• **Stated task**
Output the full listing word for word.

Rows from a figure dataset
******
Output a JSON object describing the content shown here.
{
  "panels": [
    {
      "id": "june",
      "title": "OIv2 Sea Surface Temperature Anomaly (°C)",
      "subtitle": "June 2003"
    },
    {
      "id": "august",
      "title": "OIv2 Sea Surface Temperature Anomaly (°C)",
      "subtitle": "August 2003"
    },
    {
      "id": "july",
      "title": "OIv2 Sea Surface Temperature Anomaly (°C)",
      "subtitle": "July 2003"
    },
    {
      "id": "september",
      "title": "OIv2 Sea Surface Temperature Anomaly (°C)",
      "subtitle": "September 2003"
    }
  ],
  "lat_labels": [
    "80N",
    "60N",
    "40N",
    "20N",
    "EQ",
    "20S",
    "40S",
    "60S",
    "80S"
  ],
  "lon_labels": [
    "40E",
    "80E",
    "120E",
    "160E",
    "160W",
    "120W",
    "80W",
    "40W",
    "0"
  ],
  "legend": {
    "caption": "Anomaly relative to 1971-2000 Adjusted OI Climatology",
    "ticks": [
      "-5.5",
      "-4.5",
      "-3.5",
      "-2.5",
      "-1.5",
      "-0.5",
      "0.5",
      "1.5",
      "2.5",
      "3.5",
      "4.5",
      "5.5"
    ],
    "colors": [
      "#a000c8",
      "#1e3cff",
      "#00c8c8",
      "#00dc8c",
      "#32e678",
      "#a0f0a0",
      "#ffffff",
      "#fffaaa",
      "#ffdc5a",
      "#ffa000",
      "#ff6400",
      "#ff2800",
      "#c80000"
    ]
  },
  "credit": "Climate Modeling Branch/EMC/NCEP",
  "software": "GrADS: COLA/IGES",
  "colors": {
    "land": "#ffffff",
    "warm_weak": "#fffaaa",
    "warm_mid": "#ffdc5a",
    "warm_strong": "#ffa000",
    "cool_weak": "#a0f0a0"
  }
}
******
• **Right answer**
Output a JSON object describing the content shown here.
{
  "panels": [
    {
      "id": "june",
      "title": "OIv2 Sea Surface Temperature Anomaly (°C)",
      "subtitle": "June 2003"
    },
    {
      "id": "august",
      "title": "OIv2 Sea Surface Temperature Anomaly (°C)",
      "subtitle": "August 2003"
    },
    {
      "id": "july",
      "title": "OIv2 Sea Surface Temperature Anomaly (°C)",
      "subtitle": "July 2003"
    },
    {
      "id": "september",
      "title": "OIv2 Sea Surface Temperature Anomaly (°C)",
      "subtitle": "September 2003"
    }
  ],
  "lat_labels": [
    "80N",
    "60N",
    "40N",
    "20N",
    "EQ",
    "20S",
    "40S",
    "60S",
    "80S"
  ],
  "lon_labels": [
    "40E",
    "80E",
    "120E",
    "160E",
    "160W",
    "120W",
    "80W",
    "40W",
    "0"
  ],
  "legend": {
    "caption": "Anomaly relative to 1971-2000 Adjusted OI Climatology",
    "ticks": [
      "-5.5",
      "-4.5",
      "-3.5",
      "-2.5",
      "-1.5",
      "-0.5",
      "0.5",
      "1.5",
      "2.5",
      "3.5",
      "4.5",
      "5.5"
    ],
    "colors": [
      "#a000c8",
      "#1e3cff",
      "#00c8c8",
      "#00dc8c",
      "#32e678",
      "#a0f0a0",
      "#ffffff",
      "#fffaaa",
      "#ffdc5a",
      "#ffa000",
      "#ff6400",
      "#ff2800",
      "#c80000"
    ]
  },
  "credit": "Climate Modeling Branch/EMC/NCEP",
  "software": "GrADS: COLA/IGES",
  "colors": {
    "land": "#ffffff",
    "warm_weak": "#fffaaa",
    "warm_mid": "#ffdc5a",
    "warm_strong": "#ffa000",
    "cool_weak": "#a0f0a0"
  }
}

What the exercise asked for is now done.